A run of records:
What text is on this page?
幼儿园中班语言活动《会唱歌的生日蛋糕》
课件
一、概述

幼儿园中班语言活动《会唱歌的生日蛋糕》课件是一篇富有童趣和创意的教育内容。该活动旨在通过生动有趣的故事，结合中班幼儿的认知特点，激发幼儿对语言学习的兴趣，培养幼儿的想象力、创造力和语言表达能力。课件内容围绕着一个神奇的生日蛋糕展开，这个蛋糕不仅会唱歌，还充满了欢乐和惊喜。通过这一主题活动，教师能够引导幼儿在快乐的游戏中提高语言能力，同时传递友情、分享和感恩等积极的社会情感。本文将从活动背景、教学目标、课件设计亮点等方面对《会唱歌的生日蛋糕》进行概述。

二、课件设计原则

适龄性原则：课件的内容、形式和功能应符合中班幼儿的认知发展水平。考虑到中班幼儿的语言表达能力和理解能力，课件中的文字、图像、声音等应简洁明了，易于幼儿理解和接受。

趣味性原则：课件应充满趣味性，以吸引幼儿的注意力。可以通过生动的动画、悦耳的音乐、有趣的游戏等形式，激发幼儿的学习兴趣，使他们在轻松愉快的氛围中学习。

PROBLEM DESCRIPTION. Which lines contain "会唱歌的生日蛋糕"? Show each of them.

EXERCISE RESULT.
幼儿园中班语言活动《会唱歌的生日蛋糕》
幼儿园中班语言活动《会唱歌的生日蛋糕》课件是一篇富有童趣和创意的教育内容。该活动旨在通过生动有趣的故事，结合中班幼儿的认知特点，激发幼儿对语言学习的兴趣，培养幼儿的想象力、创造力和语言表达能力。课件内容围绕着一个神奇的生日蛋糕展开，这个蛋糕不仅会唱歌，还充满了欢乐和惊喜。通过这一主题活动，教师能够引导幼儿在快乐的游戏中提高语言能力，同时传递友情、分享和感恩等积极的社会情感。本文将从活动背景、教学目标、课件设计亮点等方面对《会唱歌的生日蛋糕》进行概述。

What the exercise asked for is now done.